[Data listing]
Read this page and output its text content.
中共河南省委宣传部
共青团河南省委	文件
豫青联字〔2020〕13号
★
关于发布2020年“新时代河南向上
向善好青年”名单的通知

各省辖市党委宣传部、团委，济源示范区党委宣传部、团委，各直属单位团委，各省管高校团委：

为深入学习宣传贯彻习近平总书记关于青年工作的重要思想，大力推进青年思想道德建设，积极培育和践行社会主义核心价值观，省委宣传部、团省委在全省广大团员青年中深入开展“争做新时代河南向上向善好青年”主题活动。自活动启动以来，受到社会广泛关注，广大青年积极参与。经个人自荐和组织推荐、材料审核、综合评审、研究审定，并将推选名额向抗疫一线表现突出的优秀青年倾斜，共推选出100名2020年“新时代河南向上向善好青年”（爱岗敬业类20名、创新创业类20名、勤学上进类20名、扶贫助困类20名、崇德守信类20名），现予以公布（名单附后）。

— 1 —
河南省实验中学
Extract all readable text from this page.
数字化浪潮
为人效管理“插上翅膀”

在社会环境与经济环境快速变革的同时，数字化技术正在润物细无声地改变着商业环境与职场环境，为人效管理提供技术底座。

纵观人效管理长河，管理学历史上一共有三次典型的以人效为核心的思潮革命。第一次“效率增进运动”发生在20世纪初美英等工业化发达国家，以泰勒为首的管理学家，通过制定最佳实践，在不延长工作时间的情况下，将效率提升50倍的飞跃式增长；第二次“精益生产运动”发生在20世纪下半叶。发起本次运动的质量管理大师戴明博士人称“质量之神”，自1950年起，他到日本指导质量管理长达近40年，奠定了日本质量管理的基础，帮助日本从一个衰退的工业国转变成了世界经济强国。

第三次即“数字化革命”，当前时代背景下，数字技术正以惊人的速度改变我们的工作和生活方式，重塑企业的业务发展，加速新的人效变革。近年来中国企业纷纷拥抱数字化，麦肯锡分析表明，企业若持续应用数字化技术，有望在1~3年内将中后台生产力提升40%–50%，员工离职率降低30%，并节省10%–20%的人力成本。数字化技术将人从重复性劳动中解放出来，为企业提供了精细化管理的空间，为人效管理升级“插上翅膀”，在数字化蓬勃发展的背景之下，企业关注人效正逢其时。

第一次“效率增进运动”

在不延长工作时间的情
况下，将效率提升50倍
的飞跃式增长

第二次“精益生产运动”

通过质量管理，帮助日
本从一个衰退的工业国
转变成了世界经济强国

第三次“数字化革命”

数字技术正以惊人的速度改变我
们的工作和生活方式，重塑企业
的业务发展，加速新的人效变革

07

* * *

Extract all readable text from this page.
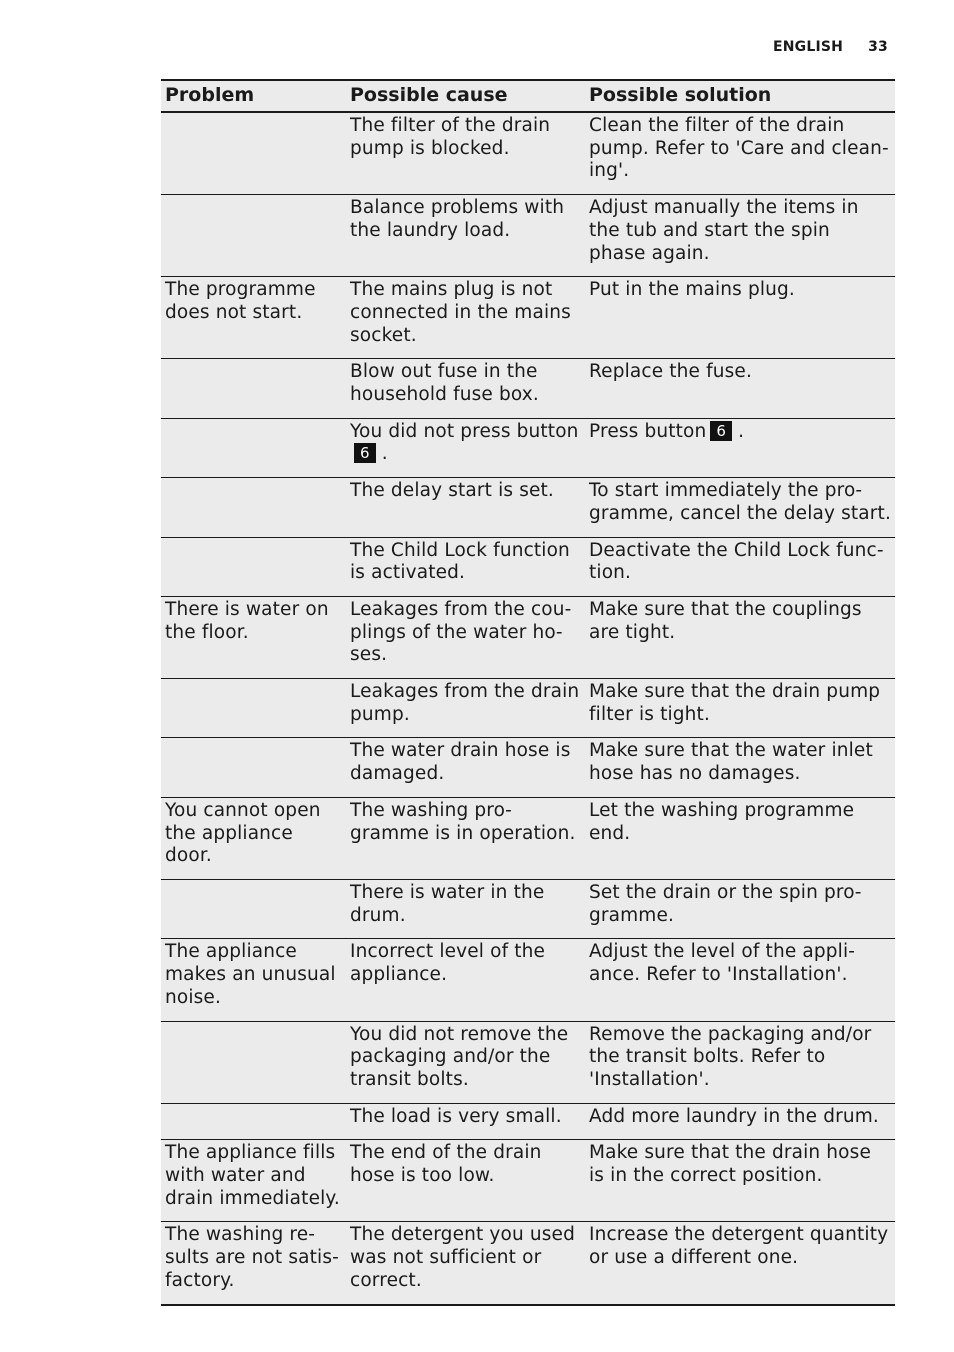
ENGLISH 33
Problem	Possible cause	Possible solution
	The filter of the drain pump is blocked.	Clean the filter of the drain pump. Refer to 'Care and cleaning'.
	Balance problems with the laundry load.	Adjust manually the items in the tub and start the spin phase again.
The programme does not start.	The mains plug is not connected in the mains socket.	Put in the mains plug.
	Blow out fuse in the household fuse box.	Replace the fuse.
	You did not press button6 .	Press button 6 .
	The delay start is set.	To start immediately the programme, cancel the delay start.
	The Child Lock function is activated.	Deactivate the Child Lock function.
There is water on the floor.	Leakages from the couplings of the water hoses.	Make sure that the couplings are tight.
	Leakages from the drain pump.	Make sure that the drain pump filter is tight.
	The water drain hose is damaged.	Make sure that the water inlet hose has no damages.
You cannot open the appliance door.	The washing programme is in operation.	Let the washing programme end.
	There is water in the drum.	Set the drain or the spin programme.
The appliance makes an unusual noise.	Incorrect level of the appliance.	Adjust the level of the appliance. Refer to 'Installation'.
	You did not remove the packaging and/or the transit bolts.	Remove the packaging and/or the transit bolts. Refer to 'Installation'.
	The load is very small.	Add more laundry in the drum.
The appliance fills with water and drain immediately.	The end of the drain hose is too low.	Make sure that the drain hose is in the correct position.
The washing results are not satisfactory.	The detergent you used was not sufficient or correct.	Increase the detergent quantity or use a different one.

- [TASK STATEMENT]:
Find the string "加速新的人效变革" in the records, then copy each line where it occurs.

- [REPLY]:
第三次即“数字化革命”，当前时代背景下，数字技术正以惊人的速度改变我们的工作和生活方式，重塑企业的业务发展，加速新的人效变革。近年来中国企业纷纷拥抱数字化，麦肯锡分析表明，企业若持续应用数字化技术，有望在1~3年内将中后台生产力提升40%–50%，员工离职率降低30%，并节省10%–20%的人力成本。数字化技术将人从重复性劳动中解放出来，为企业提供了精细化管理的空间，为人效管理升级“插上翅膀”，在数字化蓬勃发展的背景之下，企业关注人效正逢其时。
的业务发展，加速新的人效变革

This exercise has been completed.